» **Exercise data**
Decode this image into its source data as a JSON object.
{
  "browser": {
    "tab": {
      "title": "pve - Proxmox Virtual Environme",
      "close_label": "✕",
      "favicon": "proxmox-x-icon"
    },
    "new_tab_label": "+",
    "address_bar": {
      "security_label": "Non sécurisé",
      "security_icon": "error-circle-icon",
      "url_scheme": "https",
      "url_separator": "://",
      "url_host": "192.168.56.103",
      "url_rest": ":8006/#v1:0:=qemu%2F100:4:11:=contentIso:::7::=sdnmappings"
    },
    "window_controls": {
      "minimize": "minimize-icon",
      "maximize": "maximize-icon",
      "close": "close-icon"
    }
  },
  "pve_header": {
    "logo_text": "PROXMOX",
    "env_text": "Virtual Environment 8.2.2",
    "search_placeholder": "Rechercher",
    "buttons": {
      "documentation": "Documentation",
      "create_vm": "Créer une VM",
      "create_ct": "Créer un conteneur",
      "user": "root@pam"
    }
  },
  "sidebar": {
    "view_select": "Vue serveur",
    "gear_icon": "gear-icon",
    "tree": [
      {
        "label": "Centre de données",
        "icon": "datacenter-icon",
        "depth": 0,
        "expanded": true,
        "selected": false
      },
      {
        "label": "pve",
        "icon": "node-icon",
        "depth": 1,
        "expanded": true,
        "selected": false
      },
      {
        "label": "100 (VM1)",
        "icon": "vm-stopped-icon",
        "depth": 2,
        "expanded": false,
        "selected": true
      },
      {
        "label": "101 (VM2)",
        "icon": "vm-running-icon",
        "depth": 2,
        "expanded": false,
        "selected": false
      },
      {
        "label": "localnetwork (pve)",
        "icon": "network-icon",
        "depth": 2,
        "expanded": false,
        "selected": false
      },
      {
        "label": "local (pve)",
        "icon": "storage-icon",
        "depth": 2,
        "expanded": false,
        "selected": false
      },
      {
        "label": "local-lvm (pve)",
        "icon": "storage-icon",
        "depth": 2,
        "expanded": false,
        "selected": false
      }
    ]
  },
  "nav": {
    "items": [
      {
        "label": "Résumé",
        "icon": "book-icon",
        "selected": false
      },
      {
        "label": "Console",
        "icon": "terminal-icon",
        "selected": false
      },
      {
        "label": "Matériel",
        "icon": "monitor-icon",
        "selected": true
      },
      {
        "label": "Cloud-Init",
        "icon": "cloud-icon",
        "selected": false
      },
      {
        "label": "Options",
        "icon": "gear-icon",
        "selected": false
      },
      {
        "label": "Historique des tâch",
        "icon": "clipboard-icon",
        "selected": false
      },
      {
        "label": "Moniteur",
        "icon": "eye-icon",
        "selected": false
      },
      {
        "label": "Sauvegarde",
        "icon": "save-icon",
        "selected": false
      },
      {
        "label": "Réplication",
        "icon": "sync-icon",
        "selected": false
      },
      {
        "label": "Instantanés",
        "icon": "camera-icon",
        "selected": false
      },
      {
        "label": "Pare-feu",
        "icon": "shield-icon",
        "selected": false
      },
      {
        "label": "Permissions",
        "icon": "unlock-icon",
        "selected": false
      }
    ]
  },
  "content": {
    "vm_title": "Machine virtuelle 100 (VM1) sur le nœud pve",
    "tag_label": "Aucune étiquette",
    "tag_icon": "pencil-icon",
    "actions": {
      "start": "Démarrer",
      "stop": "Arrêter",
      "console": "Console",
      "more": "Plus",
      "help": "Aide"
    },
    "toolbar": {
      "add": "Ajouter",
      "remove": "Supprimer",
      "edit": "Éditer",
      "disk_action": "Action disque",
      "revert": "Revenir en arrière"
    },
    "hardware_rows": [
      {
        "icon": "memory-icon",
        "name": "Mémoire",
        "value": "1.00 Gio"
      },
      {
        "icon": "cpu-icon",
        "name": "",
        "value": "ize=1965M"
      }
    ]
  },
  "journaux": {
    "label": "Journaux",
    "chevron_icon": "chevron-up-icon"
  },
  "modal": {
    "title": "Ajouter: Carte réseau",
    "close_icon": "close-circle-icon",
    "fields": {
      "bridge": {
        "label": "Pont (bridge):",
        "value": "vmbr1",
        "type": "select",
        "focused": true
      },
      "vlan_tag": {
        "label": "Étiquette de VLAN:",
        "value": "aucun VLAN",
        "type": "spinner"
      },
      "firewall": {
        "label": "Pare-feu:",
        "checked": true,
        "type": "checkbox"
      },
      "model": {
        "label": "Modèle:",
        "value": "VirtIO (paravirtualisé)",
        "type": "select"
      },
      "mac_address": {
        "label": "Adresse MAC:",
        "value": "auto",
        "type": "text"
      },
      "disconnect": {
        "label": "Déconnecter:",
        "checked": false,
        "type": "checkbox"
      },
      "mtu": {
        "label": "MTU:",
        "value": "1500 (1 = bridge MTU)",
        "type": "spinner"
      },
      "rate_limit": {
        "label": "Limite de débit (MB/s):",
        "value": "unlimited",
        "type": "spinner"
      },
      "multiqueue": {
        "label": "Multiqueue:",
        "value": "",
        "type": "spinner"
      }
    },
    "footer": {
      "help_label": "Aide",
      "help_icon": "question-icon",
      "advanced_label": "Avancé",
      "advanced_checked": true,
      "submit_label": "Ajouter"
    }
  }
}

» **The problem**
Which lines hold the word "Créer"? Return all of them from the records above.

» **Exercise result**
      "create_vm": "Créer une VM",
      "create_ct": "Créer un conteneur",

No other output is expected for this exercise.